[Chart and figure data]
<<<<

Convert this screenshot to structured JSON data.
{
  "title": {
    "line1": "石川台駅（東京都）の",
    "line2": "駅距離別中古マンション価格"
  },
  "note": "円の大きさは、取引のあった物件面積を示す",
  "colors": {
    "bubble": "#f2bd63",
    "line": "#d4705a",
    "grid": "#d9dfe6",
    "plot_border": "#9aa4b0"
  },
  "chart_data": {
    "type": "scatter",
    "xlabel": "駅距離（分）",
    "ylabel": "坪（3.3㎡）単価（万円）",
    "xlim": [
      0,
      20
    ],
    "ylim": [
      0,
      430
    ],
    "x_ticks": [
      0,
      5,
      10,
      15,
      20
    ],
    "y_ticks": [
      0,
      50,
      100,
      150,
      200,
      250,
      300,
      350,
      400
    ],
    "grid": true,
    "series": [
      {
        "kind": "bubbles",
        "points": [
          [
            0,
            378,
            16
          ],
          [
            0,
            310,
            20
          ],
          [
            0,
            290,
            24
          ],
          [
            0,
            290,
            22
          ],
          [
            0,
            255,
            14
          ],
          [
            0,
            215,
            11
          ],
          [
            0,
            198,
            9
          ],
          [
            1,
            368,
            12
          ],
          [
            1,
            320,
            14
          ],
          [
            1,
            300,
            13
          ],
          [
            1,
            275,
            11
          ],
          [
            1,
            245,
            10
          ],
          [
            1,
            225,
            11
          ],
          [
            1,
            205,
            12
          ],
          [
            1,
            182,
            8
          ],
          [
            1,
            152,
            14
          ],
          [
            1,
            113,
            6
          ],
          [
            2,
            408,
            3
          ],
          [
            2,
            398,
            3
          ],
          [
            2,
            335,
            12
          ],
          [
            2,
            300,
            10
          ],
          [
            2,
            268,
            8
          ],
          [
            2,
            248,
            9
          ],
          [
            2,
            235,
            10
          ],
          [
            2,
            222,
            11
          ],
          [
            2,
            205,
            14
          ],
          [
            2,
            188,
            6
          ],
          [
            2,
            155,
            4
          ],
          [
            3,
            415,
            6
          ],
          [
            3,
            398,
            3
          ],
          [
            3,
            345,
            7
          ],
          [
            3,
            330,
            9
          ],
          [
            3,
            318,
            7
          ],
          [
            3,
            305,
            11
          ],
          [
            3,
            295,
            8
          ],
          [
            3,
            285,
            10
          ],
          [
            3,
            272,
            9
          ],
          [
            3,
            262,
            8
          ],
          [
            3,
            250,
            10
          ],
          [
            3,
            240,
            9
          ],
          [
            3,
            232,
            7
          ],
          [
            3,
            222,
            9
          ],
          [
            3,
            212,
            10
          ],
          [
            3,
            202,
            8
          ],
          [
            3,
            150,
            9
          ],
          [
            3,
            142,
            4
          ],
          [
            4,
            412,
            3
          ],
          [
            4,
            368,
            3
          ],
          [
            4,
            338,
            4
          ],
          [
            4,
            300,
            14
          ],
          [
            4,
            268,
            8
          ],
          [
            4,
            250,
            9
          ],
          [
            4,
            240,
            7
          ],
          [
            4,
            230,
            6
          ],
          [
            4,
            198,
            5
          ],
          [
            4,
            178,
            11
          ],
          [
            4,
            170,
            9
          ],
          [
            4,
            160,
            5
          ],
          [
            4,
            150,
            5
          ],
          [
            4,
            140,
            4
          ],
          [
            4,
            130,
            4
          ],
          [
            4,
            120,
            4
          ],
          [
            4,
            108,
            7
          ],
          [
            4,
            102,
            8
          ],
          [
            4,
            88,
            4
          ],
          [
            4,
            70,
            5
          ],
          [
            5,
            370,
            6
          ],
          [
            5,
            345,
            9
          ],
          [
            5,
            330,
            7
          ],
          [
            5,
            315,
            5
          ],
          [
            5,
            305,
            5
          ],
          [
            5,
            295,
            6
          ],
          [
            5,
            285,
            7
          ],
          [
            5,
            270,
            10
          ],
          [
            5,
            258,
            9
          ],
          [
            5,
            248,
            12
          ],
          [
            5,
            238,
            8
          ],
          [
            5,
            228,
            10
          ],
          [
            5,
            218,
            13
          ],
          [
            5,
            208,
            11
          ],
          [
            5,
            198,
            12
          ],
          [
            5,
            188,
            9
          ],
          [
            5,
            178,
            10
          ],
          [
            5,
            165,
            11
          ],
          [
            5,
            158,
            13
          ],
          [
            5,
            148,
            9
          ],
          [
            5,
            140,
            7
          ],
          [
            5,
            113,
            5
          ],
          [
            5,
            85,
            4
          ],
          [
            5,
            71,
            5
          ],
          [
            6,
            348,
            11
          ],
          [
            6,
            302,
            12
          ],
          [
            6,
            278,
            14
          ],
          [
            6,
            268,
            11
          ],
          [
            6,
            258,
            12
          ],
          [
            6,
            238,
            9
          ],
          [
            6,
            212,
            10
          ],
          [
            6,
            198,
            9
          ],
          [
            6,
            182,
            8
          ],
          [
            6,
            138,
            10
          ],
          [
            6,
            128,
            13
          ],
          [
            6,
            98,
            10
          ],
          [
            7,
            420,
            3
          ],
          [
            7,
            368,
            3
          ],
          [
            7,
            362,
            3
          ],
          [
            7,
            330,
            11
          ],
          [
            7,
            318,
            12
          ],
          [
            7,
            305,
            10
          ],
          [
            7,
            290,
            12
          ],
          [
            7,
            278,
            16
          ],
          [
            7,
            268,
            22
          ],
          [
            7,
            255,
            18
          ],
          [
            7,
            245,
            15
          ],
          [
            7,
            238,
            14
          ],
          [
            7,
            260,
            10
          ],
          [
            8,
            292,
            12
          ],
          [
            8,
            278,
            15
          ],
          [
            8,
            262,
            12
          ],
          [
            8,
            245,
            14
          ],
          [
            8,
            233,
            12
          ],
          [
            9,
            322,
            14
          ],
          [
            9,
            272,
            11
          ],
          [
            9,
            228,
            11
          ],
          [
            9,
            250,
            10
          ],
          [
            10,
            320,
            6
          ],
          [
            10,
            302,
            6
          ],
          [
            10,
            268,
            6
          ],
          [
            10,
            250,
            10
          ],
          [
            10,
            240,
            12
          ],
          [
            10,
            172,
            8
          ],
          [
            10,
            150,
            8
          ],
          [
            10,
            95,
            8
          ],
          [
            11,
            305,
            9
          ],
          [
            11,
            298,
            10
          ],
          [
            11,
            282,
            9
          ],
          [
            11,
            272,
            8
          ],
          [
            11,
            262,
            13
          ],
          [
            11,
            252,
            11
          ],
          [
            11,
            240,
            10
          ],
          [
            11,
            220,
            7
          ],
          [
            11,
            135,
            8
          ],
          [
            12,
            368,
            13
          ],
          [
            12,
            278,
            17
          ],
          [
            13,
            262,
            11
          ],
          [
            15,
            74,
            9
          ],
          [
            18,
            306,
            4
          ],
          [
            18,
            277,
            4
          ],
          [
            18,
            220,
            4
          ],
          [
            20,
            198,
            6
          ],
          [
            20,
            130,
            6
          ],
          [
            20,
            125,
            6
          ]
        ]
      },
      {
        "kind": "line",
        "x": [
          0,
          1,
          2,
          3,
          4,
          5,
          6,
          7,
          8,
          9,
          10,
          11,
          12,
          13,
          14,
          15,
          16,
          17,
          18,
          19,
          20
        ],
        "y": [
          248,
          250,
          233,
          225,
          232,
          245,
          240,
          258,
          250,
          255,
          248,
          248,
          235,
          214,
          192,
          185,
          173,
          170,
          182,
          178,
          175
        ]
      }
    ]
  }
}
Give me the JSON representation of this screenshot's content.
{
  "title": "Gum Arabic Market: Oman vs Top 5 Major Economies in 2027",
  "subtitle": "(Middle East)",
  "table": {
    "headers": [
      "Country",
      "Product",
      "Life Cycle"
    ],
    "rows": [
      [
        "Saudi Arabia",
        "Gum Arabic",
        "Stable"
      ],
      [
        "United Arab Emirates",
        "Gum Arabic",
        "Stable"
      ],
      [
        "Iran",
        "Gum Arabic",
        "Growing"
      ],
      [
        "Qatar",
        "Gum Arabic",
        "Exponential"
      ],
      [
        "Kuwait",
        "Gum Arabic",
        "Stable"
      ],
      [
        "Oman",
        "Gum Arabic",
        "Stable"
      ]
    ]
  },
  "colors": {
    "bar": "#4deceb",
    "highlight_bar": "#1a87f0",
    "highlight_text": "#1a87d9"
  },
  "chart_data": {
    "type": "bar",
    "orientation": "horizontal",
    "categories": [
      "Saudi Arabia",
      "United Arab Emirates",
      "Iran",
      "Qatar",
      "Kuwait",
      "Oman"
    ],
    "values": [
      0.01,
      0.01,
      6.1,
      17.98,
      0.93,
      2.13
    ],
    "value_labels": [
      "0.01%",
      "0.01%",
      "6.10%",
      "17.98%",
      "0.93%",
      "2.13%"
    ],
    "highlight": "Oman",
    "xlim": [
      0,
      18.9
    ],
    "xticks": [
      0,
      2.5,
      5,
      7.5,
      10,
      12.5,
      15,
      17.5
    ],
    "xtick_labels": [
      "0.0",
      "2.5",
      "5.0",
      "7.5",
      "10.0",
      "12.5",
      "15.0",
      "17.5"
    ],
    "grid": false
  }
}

>>>>

[Short exercise] Return the lines from the line containing "Give me the" to the end of the entries above, exactly as they appear and with no other output.

[Finished exercise]
Give me the JSON representation of this screenshot's content.
{
  "title": "Gum Arabic Market: Oman vs Top 5 Major Economies in 2027",
  "subtitle": "(Middle East)",
  "table": {
    "headers": [
      "Country",
      "Product",
      "Life Cycle"
    ],
    "rows": [
      [
        "Saudi Arabia",
        "Gum Arabic",
        "Stable"
      ],
      [
        "United Arab Emirates",
        "Gum Arabic",
        "Stable"
      ],
      [
        "Iran",
        "Gum Arabic",
        "Growing"
      ],
      [
        "Qatar",
        "Gum Arabic",
        "Exponential"
      ],
      [
        "Kuwait",
        "Gum Arabic",
        "Stable"
      ],
      [
        "Oman",
        "Gum Arabic",
        "Stable"
      ]
    ]
  },
  "colors": {
    "bar": "#4deceb",
    "highlight_bar": "#1a87f0",
    "highlight_text": "#1a87d9"
  },
  "chart_data": {
    "type": "bar",
    "orientation": "horizontal",
    "categories": [
      "Saudi Arabia",
      "United Arab Emirates",
      "Iran",
      "Qatar",
      "Kuwait",
      "Oman"
    ],
    "values": [
      0.01,
      0.01,
      6.1,
      17.98,
      0.93,
      2.13
    ],
    "value_labels": [
      "0.01%",
      "0.01%",
      "6.10%",
      "17.98%",
      "0.93%",
      "2.13%"
    ],
    "highlight": "Oman",
    "xlim": [
      0,
      18.9
    ],
    "xticks": [
      0,
      2.5,
      5,
      7.5,
      10,
      12.5,
      15,
      17.5
    ],
    "xtick_labels": [
      "0.0",
      "2.5",
      "5.0",
      "7.5",
      "10.0",
      "12.5",
      "15.0",
      "17.5"
    ],
    "grid": false
  }
}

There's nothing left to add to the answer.